## BEGIN Stored data

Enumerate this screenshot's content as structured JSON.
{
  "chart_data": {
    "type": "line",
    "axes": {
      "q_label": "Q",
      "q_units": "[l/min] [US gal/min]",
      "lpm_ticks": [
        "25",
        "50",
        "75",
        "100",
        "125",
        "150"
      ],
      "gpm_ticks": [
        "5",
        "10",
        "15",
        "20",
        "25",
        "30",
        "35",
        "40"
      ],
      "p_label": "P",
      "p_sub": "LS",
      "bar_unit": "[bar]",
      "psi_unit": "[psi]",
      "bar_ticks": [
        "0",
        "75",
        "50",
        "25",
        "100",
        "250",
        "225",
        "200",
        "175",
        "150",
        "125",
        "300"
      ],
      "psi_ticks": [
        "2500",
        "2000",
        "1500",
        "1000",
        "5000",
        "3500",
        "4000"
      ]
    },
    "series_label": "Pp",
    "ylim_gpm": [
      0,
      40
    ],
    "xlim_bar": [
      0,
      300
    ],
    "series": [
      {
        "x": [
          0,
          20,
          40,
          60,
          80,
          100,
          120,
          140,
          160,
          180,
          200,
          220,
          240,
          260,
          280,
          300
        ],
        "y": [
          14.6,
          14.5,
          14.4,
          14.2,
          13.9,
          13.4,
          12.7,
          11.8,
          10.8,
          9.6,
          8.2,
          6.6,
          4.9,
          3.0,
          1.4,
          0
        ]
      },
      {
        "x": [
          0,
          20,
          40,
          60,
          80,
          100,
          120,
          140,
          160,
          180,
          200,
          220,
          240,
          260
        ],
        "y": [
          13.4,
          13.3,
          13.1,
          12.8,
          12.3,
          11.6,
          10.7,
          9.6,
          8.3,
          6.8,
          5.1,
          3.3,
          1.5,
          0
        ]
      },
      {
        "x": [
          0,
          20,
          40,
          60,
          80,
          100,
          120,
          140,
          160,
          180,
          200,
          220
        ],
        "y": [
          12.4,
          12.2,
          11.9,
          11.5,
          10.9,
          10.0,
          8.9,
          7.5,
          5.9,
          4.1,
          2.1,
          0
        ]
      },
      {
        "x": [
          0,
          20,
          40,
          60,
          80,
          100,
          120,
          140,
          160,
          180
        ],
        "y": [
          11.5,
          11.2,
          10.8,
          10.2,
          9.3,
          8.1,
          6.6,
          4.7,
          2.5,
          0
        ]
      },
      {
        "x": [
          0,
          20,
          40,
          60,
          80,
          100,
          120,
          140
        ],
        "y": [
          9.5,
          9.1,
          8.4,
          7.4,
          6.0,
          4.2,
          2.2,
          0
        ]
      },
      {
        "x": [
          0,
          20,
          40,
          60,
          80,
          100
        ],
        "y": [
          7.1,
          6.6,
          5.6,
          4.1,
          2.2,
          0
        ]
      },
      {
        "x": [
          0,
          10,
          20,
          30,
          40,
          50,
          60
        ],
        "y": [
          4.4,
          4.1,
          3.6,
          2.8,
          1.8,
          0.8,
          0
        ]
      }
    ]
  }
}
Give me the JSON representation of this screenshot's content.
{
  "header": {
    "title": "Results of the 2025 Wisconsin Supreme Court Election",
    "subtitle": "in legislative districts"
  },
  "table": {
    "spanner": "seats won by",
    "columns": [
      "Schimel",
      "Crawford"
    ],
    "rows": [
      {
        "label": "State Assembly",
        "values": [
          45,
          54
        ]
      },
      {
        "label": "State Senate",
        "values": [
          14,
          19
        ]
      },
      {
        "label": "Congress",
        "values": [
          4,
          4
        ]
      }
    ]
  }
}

## END Stored data

> [Requirement]:
Your answer should be one number: how many lines of the listing include the word "screenshot".

> [Output of the task]:
2